Excerpted text -

— START —

It would seem that shaft stiffness would have a bigger impact on how a swing felt then 4 sheets of paper?

 

20 grams actually a huge change. Your way off base and not even in the same ballpark in comparisons.

 

Swing a 60 gram driver shaft vs an 80 and see if you can tell a difference.

 

A standard-sized sheet of paper weighs 4.5 grams. Given that (which is true), 4.4 sheets of paper weighs 20 grams. I'm swinging 4.5 sheets of paper right now and I cannot feel any weight difference compared to just swinging my arms while holding on to nothing.

 

Now maybe there's some physics or physiology to prove that adding 4.4 sheets of paper to a shaft's weight is enough for the average person to feel the difference, but I suspect it has more to do with the heavier shaft feeling stiffer because of the way the extra weight is distributed in the shaft (e.g., all at the bottom to get a stiffer tip), than the extra weight itself, and that we as humans interpret that extra stiffness as meaning heavier (if that makes sense).

 

I'll bet if you wrapped 4.4 sheets of paper uniformly across the whole of a shaft and blindfolded somebody, they wouldn't be able to tell the difference weight-wise between that shaft and the same shaft without the paper wrapped around it.

 

Now maybe there's some sort of tipping point where if a club is of a certain minimum weight to start with, adding 20 grams to that weight does allow the average person to perceive the difference? I don't know. It would be interesting to see the science behind that.

— END —

Raw data -
— START —

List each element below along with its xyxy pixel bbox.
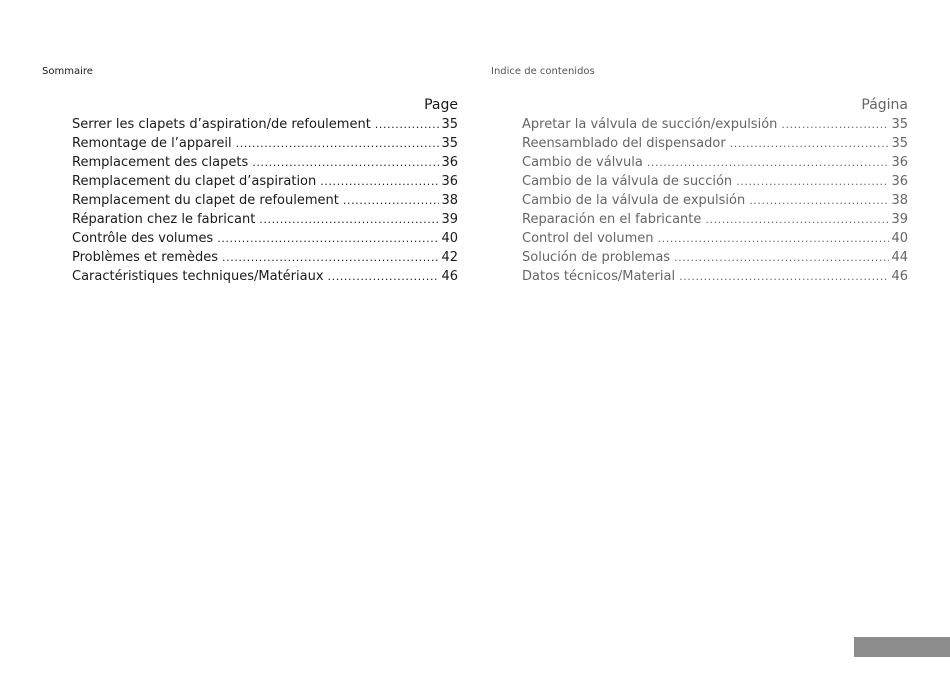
toc-entry-page: 35 [891, 117, 908, 132]
toc-entry [522, 229, 908, 248]
toc-entry [522, 153, 908, 172]
toc-entry [72, 153, 458, 172]
toc-entry [72, 229, 458, 248]
dot-leader [736, 172, 889, 191]
toc-entry-page: 38 [441, 193, 458, 208]
toc-entry [522, 191, 908, 210]
toc-entry-title: Remplacement des clapets [72, 155, 249, 170]
toc-entry [522, 172, 908, 191]
toc-entry [522, 248, 908, 267]
dot-leader [328, 267, 440, 286]
dot-leader [658, 229, 890, 248]
toc-entry-title: Remplacement du clapet d’aspiration [72, 174, 317, 189]
toc-entry-title: Problèmes et remèdes [72, 250, 219, 265]
dot-leader [705, 210, 889, 229]
toc-entry-page: 38 [891, 193, 908, 208]
toc-entry-page: 44 [891, 250, 908, 265]
toc-entry [72, 172, 458, 191]
toc-entry-page: 35 [441, 117, 458, 132]
toc-entry [522, 267, 908, 286]
toc-entry [72, 210, 458, 229]
toc-entry-title: Datos técnicos/Material [522, 269, 676, 284]
dot-leader [343, 191, 440, 210]
toc-entry [522, 134, 908, 153]
toc-entry-title: Reparación en el fabricante [522, 212, 702, 227]
dot-leader [259, 210, 439, 229]
toc-entry-page: 42 [441, 250, 458, 265]
toc-entry-title: Control del volumen [522, 231, 654, 246]
dot-leader [375, 115, 440, 134]
dot-leader [674, 248, 889, 267]
toc-entry-title: Cambio de válvula [522, 155, 643, 170]
section-label-spanish: Indice de contenidos [491, 66, 595, 77]
toc-entry-title: Cambio de la válvula de succión [522, 174, 733, 189]
toc-entry [72, 191, 458, 210]
toc-entry-page: 40 [441, 231, 458, 246]
dot-leader [252, 153, 439, 172]
page-column-heading: Page [424, 97, 458, 113]
toc-entry [72, 248, 458, 267]
toc-entry-title: Solución de problemas [522, 250, 671, 265]
toc-entry-title: Contrôle des volumes [72, 231, 214, 246]
toc-entry [72, 267, 458, 286]
section-label-french: Sommaire [42, 66, 93, 77]
dot-leader [730, 134, 890, 153]
dot-leader [679, 267, 889, 286]
toc-entry-title: Remplacement du clapet de refoulement [72, 193, 339, 208]
toc-entry-page: 36 [891, 155, 908, 170]
dot-leader [217, 229, 439, 248]
toc-entry-title: Remontage de l’appareil [72, 136, 232, 151]
toc-entry-page: 46 [441, 269, 458, 284]
page-edge-tab [854, 637, 950, 657]
toc-entry-title: Apretar la válvula de succión/expulsión [522, 117, 778, 132]
dot-leader [647, 153, 890, 172]
toc-entry-page: 36 [441, 174, 458, 189]
toc-entry-page: 39 [891, 212, 908, 227]
toc-entry [72, 115, 458, 134]
dot-leader [781, 115, 889, 134]
toc-entry-title: Réparation chez le fabricant [72, 212, 256, 227]
dot-leader [320, 172, 439, 191]
dot-leader [236, 134, 440, 153]
toc-entry-title: Serrer les clapets d’aspiration/de refoulement [72, 117, 371, 132]
toc-spanish [522, 96, 908, 286]
page-column-heading: Página [861, 97, 908, 113]
dot-leader [749, 191, 889, 210]
toc-entry-title: Cambio de la válvula de expulsión [522, 193, 746, 208]
toc-entry [522, 210, 908, 229]
toc-french [72, 96, 458, 286]
toc-entry [522, 115, 908, 134]
toc-entry-page: 39 [441, 212, 458, 227]
toc-entry-title: Reensamblado del dispensador [522, 136, 726, 151]
toc-entry-page: 40 [891, 231, 908, 246]
toc-entry-page: 36 [891, 174, 908, 189]
toc-entry [72, 134, 458, 153]
toc-entry-page: 36 [441, 155, 458, 170]
toc-entry-title: Caractéristiques techniques/Matériaux [72, 269, 324, 284]
toc-entry-page: 46 [891, 269, 908, 284]
dot-leader [222, 248, 439, 267]
toc-entry-page: 35 [441, 136, 458, 151]
toc-entry-page: 35 [891, 136, 908, 151]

— END —

What is being asked -
In the golf shaft discussion, what weight is given for a standard-sized sheet of paper?

Result below -
4.5 grams